◆ **What the exercise asks**
Which lines of the data below include the string "backen"? Return each of them.

◆ **Page transcription records**
*** Begin section ***

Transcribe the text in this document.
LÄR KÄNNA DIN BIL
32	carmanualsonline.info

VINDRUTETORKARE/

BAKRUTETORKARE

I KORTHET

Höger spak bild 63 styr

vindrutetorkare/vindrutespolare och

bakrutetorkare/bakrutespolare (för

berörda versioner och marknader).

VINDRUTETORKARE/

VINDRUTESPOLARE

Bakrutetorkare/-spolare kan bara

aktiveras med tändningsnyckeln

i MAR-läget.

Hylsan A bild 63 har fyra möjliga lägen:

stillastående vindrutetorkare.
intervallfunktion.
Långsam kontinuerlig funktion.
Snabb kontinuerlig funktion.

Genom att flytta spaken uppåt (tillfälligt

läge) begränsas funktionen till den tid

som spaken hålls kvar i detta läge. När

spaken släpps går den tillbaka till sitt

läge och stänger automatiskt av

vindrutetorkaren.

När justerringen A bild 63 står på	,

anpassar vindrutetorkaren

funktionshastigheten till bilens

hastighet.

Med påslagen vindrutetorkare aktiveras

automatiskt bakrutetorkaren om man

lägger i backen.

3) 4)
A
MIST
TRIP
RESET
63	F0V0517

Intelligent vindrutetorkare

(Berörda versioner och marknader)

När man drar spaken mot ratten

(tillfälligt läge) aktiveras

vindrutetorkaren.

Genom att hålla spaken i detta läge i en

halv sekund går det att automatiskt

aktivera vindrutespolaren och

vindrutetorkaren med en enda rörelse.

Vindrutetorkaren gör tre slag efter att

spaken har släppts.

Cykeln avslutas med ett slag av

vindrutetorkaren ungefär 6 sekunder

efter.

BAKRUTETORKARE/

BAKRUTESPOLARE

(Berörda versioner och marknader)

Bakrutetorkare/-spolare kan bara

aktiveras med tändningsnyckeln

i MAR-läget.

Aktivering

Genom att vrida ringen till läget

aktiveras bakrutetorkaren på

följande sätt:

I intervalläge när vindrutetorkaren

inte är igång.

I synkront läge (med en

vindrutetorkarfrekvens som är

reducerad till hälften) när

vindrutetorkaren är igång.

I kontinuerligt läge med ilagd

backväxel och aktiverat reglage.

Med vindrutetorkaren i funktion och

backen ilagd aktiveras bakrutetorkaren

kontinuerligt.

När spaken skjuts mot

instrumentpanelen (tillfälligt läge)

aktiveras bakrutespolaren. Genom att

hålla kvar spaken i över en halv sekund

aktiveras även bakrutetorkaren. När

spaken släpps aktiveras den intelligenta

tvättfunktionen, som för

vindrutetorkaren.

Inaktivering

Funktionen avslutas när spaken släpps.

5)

*** End section ***

◆ **Reply**
lägger i backen.
backen ilagd aktiveras bakrutetorkaren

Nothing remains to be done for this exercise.